Problem to solve - Transcribe each line exactly.
————————
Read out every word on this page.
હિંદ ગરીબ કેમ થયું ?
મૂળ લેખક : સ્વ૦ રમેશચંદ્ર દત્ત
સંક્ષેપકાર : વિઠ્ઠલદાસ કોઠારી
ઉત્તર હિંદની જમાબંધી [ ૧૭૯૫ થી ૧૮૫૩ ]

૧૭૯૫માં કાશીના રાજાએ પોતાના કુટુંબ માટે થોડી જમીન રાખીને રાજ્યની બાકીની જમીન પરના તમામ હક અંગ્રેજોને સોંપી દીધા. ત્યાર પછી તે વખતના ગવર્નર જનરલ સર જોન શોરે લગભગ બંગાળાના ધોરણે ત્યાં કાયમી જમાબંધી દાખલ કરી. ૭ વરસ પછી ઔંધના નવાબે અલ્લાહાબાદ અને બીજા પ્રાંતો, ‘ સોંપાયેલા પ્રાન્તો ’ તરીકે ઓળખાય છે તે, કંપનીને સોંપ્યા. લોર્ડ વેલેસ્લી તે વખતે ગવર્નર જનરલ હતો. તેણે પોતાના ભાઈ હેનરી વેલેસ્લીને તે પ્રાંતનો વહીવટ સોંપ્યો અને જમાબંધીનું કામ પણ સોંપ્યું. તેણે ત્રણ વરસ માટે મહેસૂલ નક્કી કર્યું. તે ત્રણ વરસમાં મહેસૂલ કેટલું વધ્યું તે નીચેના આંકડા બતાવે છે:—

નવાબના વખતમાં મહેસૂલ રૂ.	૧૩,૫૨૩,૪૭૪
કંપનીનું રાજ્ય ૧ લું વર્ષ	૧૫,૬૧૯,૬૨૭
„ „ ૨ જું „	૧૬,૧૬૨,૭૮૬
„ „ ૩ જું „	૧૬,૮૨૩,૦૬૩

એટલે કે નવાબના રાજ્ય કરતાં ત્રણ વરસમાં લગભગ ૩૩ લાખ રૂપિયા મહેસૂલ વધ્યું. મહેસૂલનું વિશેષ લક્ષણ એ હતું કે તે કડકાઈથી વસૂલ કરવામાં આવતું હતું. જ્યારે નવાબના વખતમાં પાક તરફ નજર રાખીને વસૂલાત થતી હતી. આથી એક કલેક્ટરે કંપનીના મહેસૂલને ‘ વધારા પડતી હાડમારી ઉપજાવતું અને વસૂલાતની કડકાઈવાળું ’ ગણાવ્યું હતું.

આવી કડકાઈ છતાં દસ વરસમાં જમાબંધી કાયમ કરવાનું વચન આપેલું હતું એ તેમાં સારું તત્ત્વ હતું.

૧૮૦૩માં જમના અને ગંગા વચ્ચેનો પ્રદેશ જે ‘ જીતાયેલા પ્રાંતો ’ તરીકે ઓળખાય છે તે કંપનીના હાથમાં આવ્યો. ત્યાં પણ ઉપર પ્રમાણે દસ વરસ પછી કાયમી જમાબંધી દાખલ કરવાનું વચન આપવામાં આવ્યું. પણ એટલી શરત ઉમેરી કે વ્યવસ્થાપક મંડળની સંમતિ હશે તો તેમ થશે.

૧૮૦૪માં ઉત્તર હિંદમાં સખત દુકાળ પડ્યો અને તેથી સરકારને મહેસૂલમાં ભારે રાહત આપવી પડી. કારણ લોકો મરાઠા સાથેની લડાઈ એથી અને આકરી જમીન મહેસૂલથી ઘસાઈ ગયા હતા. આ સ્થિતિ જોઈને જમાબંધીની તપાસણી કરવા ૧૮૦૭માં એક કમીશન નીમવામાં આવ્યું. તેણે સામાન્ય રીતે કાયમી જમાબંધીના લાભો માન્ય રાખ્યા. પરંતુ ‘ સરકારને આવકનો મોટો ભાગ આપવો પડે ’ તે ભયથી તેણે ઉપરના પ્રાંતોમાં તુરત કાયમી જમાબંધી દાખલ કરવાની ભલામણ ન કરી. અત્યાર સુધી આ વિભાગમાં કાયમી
————————
Answer to the exercise -
Read out every word on this page.
હિંદ ગરીબ કેમ થયું ?
મૂળ લેખક : સ્વ૦ રમેશચંદ્ર દત્ત
સંક્ષેપકાર : વિઠ્ઠલદાસ કોઠારી
ઉત્તર હિંદની જમાબંધી [ ૧૭૯૫ થી ૧૮૫૩ ]

૧૭૯૫માં કાશીના રાજાએ પોતાના કુટુંબ માટે થોડી જમીન રાખીને રાજ્યની બાકીની જમીન પરના તમામ હક અંગ્રેજોને સોંપી દીધા. ત્યાર પછી તે વખતના ગવર્નર જનરલ સર જોન શોરે લગભગ બંગાળાના ધોરણે ત્યાં કાયમી જમાબંધી દાખલ કરી. ૭ વરસ પછી ઔંધના નવાબે અલ્લાહાબાદ અને બીજા પ્રાંતો, ‘ સોંપાયેલા પ્રાન્તો ’ તરીકે ઓળખાય છે તે, કંપનીને સોંપ્યા. લોર્ડ વેલેસ્લી તે વખતે ગવર્નર જનરલ હતો. તેણે પોતાના ભાઈ હેનરી વેલેસ્લીને તે પ્રાંતનો વહીવટ સોંપ્યો અને જમાબંધીનું કામ પણ સોંપ્યું. તેણે ત્રણ વરસ માટે મહેસૂલ નક્કી કર્યું. તે ત્રણ વરસમાં મહેસૂલ કેટલું વધ્યું તે નીચેના આંકડા બતાવે છે:—

નવાબના વખતમાં મહેસૂલ રૂ.	૧૩,૫૨૩,૪૭૪
કંપનીનું રાજ્ય ૧ લું વર્ષ	૧૫,૬૧૯,૬૨૭
„ „ ૨ જું „	૧૬,૧૬૨,૭૮૬
„ „ ૩ જું „	૧૬,૮૨૩,૦૬૩

એટલે કે નવાબના રાજ્ય કરતાં ત્રણ વરસમાં લગભગ ૩૩ લાખ રૂપિયા મહેસૂલ વધ્યું. મહેસૂલનું વિશેષ લક્ષણ એ હતું કે તે કડકાઈથી વસૂલ કરવામાં આવતું હતું. જ્યારે નવાબના વખતમાં પાક તરફ નજર રાખીને વસૂલાત થતી હતી. આથી એક કલેક્ટરે કંપનીના મહેસૂલને ‘ વધારા પડતી હાડમારી ઉપજાવતું અને વસૂલાતની કડકાઈવાળું ’ ગણાવ્યું હતું.

આવી કડકાઈ છતાં દસ વરસમાં જમાબંધી કાયમ કરવાનું વચન આપેલું હતું એ તેમાં સારું તત્ત્વ હતું.

૧૮૦૩માં જમના અને ગંગા વચ્ચેનો પ્રદેશ જે ‘ જીતાયેલા પ્રાંતો ’ તરીકે ઓળખાય છે તે કંપનીના હાથમાં આવ્યો. ત્યાં પણ ઉપર પ્રમાણે દસ વરસ પછી કાયમી જમાબંધી દાખલ કરવાનું વચન આપવામાં આવ્યું. પણ એટલી શરત ઉમેરી કે વ્યવસ્થાપક મંડળની સંમતિ હશે તો તેમ થશે.

૧૮૦૪માં ઉત્તર હિંદમાં સખત દુકાળ પડ્યો અને તેથી સરકારને મહેસૂલમાં ભારે રાહત આપવી પડી. કારણ લોકો મરાઠા સાથેની લડાઈ એથી અને આકરી જમીન મહેસૂલથી ઘસાઈ ગયા હતા. આ સ્થિતિ જોઈને જમાબંધીની તપાસણી કરવા ૧૮૦૭માં એક કમીશન નીમવામાં આવ્યું. તેણે સામાન્ય રીતે કાયમી જમાબંધીના લાભો માન્ય રાખ્યા. પરંતુ ‘ સરકારને આવકનો મોટો ભાગ આપવો પડે ’ તે ભયથી તેણે ઉપરના પ્રાંતોમાં તુરત કાયમી જમાબંધી દાખલ કરવાની ભલામણ ન કરી. અત્યાર સુધી આ વિભાગમાં કાયમી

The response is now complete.